Records for processing
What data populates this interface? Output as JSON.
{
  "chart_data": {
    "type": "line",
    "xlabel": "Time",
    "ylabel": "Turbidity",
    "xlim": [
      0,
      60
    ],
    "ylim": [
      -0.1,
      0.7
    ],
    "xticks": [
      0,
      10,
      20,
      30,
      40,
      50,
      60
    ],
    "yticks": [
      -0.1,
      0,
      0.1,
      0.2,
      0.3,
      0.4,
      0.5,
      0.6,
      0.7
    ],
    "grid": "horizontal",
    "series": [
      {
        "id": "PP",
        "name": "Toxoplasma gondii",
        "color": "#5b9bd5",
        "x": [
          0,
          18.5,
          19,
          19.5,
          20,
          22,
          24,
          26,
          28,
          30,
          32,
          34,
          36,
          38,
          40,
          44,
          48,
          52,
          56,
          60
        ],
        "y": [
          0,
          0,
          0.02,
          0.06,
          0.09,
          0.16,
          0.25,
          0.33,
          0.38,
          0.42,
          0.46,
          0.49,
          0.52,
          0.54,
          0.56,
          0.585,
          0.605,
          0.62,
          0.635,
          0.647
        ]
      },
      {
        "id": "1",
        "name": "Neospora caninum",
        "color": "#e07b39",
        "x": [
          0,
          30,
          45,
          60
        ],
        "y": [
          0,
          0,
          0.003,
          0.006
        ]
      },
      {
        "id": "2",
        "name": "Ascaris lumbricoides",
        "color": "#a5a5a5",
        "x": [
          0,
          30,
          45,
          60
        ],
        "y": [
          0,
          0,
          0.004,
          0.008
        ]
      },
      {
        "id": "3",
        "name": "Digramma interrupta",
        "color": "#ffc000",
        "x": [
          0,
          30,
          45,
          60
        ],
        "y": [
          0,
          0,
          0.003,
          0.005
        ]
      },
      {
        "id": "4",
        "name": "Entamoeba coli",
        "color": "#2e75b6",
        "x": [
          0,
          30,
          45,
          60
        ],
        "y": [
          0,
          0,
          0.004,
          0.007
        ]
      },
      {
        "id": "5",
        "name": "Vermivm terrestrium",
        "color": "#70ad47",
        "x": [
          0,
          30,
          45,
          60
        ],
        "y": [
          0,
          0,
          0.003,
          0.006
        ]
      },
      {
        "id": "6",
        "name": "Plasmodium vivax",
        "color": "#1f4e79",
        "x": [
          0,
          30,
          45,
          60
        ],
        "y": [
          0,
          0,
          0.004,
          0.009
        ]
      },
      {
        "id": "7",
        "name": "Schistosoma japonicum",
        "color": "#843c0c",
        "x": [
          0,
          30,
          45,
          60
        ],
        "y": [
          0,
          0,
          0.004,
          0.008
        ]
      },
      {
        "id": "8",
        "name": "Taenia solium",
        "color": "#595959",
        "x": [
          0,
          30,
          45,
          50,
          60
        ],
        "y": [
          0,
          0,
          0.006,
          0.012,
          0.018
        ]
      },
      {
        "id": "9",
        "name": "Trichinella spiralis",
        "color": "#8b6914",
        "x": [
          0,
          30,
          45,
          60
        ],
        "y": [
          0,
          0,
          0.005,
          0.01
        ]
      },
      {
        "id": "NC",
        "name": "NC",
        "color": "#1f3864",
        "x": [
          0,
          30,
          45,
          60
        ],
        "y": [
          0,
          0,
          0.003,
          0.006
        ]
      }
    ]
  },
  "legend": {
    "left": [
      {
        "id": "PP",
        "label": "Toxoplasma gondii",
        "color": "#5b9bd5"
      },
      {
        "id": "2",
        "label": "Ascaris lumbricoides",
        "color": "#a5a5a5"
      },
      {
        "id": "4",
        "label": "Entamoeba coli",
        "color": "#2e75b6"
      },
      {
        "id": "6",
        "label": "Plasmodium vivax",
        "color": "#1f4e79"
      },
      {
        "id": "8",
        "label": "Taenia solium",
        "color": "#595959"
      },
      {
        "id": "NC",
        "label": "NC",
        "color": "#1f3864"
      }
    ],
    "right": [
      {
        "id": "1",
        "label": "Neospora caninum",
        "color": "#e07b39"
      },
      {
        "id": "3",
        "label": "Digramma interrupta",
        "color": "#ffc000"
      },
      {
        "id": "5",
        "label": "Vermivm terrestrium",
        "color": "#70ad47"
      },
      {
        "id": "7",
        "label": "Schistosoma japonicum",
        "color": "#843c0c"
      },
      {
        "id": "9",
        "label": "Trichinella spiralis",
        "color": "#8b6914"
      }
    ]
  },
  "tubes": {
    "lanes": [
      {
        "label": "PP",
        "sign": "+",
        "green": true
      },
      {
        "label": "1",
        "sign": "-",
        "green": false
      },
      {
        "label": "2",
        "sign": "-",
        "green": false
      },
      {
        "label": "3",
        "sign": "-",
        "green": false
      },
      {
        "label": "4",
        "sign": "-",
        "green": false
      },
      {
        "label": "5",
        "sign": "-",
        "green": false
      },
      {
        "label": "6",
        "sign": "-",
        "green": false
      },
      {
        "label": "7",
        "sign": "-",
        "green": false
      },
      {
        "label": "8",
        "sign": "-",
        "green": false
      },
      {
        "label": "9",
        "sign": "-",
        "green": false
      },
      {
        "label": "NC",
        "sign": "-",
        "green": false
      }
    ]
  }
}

Aim
Among the lines of the material, find those that hold the word "Taenia" and copy them.

Solution to this task
        "name": "Taenia solium",
        "label": "Taenia solium",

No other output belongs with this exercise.